(Directive) Give the items from their first line through the line containing "- colorbar-segment: [1286, 439, 1346, 455]", including that line, as a Markdown table with the columns Row and Line, one numbered row per line and blank lines left out.

══ Dataset entries

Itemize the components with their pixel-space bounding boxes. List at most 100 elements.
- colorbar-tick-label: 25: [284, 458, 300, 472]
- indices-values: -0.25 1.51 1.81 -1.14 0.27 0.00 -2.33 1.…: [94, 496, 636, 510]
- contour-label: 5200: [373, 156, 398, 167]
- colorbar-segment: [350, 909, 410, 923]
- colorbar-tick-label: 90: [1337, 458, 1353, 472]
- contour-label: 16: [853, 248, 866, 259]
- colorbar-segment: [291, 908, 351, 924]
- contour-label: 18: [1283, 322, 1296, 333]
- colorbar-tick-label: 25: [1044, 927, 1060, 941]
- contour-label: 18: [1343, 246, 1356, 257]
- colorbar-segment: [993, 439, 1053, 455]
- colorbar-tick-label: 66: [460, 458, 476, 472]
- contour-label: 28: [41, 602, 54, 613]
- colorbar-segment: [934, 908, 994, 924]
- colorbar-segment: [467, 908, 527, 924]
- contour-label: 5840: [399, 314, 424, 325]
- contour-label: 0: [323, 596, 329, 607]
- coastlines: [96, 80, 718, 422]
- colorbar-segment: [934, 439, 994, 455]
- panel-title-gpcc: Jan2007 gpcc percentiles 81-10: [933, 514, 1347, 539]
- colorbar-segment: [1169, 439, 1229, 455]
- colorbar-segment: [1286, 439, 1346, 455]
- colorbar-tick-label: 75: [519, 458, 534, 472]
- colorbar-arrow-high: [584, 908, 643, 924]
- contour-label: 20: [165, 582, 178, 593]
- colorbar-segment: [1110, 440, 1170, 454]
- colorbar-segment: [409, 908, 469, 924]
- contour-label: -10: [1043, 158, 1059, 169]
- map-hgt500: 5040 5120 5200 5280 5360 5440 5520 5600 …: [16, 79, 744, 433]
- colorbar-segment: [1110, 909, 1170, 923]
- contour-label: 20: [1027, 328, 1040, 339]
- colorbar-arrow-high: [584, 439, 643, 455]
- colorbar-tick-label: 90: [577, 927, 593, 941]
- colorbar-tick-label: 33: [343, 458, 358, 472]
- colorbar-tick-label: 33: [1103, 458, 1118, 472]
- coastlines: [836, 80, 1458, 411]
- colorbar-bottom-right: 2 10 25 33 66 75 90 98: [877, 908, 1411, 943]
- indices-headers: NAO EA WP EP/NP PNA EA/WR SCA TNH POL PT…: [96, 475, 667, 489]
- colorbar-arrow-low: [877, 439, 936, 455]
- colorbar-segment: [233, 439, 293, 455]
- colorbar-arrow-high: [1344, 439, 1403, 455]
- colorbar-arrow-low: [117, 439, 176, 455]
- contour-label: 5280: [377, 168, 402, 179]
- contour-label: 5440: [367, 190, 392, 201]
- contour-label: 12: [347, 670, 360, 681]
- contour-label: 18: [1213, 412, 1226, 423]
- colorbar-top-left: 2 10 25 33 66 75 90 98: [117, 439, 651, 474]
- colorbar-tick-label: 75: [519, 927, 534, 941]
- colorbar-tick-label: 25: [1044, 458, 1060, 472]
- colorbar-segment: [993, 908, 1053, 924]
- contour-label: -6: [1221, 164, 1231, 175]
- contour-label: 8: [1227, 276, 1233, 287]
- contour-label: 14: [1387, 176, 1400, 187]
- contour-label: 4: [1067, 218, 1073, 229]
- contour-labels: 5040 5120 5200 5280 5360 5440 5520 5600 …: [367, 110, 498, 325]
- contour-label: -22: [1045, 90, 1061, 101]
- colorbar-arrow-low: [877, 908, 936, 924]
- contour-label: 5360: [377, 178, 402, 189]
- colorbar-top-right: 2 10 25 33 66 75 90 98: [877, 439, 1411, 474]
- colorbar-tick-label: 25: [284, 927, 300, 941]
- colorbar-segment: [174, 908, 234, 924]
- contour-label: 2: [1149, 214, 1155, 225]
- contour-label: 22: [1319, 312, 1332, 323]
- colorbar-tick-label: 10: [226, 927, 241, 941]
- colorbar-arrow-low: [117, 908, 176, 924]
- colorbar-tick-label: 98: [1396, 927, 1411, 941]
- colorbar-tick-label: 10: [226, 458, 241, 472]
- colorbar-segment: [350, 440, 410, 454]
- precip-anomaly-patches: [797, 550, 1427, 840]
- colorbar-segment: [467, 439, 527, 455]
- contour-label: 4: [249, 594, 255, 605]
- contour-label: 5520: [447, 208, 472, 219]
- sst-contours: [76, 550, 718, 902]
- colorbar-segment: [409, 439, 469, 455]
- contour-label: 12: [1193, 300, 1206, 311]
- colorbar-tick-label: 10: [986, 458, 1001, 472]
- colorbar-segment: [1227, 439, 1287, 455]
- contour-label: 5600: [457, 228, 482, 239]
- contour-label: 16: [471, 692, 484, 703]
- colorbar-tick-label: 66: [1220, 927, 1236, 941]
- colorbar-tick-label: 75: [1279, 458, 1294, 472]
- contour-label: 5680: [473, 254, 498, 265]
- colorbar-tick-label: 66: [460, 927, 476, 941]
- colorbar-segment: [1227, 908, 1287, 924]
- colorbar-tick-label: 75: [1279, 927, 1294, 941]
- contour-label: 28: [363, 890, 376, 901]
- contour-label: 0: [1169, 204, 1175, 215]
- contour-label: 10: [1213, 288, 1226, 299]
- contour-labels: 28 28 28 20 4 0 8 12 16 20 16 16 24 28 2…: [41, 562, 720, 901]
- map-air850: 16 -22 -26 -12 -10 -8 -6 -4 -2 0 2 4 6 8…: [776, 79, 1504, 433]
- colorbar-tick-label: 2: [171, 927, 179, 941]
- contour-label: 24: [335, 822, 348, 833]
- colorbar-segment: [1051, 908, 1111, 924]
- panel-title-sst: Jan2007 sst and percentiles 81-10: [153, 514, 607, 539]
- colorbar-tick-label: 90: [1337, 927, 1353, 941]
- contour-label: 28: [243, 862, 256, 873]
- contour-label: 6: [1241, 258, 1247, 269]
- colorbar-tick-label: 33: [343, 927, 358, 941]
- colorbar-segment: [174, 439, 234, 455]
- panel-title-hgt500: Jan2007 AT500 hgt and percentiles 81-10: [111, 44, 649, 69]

════

(Answer to the exercise)
| Row | Line |
|---|---|
| 1 | Itemize the components with their pixel-space bounding boxes. List at most 100 elements. |
| 2 | - colorbar-tick-label: 25: [284, 458, 300, 472] |
| 3 | - indices-values: -0.25 1.51 1.81 -1.14 0.27 0.00 -2.33 1.…: [94, 496, 636, 510] |
| 4 | - contour-label: 5200: [373, 156, 398, 167] |
| 5 | - colorbar-segment: [350, 909, 410, 923] |
| 6 | - colorbar-tick-label: 90: [1337, 458, 1353, 472] |
| 7 | - contour-label: 16: [853, 248, 866, 259] |
| 8 | - colorbar-segment: [291, 908, 351, 924] |
| 9 | - contour-label: 18: [1283, 322, 1296, 333] |
| 10 | - colorbar-tick-label: 25: [1044, 927, 1060, 941] |
| 11 | - contour-label: 18: [1343, 246, 1356, 257] |
| 12 | - colorbar-segment: [993, 439, 1053, 455] |
| 13 | - colorbar-tick-label: 66: [460, 458, 476, 472] |
| 14 | - contour-label: 28: [41, 602, 54, 613] |
| 15 | - colorbar-segment: [934, 908, 994, 924] |
| 16 | - colorbar-segment: [467, 908, 527, 924] |
| 17 | - contour-label: 5840: [399, 314, 424, 325] |
| 18 | - contour-label: 0: [323, 596, 329, 607] |
| 19 | - coastlines: [96, 80, 718, 422] |
| 20 | - colorbar-segment: [934, 439, 994, 455] |
| 21 | - panel-title-gpcc: Jan2007 gpcc percentiles 81-10: [933, 514, 1347, 539] |
| 22 | - colorbar-segment: [1169, 439, 1229, 455] |
| 23 | - colorbar-segment: [1286, 439, 1346, 455] |